**Requirements:** Find how many lines in the data below include the word "ratio", then write only that number.

(Dataset entries on figures)
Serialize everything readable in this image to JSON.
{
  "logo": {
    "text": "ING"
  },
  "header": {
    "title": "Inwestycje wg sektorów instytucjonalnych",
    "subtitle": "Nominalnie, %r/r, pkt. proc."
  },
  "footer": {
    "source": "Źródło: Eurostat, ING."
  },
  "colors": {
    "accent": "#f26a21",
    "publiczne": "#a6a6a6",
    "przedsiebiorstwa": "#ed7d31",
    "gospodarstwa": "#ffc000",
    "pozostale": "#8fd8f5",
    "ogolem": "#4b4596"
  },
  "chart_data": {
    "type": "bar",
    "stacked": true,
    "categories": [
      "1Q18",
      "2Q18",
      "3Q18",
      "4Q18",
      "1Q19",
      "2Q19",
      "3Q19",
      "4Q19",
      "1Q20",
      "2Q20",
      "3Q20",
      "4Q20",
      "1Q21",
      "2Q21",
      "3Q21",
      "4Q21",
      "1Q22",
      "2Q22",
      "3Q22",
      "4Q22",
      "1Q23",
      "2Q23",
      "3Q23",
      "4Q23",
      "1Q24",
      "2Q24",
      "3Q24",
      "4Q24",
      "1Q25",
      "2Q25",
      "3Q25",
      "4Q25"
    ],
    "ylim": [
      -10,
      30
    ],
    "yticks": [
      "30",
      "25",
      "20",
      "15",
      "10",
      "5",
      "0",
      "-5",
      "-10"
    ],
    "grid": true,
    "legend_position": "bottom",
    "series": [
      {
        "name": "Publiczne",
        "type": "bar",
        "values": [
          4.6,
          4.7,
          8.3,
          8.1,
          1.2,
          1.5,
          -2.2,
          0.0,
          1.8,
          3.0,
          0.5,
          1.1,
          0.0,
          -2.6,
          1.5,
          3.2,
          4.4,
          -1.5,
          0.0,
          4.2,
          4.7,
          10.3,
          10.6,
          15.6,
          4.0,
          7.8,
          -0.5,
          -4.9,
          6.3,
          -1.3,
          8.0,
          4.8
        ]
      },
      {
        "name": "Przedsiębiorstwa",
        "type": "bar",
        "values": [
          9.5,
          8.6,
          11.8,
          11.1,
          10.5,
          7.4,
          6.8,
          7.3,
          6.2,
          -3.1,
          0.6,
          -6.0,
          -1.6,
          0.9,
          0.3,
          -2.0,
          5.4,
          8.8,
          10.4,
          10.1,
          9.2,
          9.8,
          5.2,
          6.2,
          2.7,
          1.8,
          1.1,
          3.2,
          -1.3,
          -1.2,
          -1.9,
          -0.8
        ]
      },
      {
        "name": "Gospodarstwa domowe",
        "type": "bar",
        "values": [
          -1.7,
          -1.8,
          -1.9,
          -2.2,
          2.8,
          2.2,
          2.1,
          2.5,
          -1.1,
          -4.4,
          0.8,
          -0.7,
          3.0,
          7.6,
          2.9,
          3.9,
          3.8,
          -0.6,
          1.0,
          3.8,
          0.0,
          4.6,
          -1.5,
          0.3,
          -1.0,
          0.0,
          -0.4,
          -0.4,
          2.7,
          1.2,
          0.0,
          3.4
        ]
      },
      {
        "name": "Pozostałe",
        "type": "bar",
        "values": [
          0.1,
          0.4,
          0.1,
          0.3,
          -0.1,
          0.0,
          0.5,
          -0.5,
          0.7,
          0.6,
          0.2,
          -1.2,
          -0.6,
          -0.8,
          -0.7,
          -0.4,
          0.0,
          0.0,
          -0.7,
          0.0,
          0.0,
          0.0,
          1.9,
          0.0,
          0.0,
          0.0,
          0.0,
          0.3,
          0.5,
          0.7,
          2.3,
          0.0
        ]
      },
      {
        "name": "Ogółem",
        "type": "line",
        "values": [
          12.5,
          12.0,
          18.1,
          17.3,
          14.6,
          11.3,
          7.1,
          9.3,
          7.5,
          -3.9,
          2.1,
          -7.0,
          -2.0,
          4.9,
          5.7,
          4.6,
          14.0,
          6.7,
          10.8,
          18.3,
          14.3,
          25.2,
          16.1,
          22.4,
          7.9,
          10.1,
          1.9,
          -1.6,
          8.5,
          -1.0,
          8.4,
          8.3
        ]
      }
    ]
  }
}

==

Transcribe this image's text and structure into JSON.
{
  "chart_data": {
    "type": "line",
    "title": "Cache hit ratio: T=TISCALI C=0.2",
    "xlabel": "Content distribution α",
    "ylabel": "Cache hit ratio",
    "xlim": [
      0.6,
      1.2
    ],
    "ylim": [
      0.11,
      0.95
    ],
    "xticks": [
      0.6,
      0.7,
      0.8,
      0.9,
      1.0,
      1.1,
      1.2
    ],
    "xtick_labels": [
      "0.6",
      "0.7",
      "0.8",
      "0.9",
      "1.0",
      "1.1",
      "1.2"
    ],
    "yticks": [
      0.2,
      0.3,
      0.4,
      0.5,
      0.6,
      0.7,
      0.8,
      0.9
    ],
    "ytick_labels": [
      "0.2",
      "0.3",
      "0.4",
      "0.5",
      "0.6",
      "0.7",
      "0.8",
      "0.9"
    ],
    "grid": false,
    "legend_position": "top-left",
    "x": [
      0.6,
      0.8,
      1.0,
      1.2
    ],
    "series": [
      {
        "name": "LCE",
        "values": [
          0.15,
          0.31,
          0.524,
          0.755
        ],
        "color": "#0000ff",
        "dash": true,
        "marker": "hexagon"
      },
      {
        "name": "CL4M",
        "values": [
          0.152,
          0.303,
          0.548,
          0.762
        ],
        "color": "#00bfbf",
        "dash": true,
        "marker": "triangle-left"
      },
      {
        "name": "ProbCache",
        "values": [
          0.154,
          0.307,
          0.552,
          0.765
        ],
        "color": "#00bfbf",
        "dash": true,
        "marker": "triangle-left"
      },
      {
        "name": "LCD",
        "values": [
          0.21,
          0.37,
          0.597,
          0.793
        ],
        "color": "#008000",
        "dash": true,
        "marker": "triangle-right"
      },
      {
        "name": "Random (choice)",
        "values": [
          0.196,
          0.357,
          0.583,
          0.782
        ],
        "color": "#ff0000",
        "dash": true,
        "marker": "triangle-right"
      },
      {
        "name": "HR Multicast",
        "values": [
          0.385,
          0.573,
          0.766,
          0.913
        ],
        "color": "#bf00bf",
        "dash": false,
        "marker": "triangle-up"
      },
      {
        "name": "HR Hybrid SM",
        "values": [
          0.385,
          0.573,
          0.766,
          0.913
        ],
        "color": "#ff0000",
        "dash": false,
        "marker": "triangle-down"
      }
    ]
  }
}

**Answer to this exercise:** 2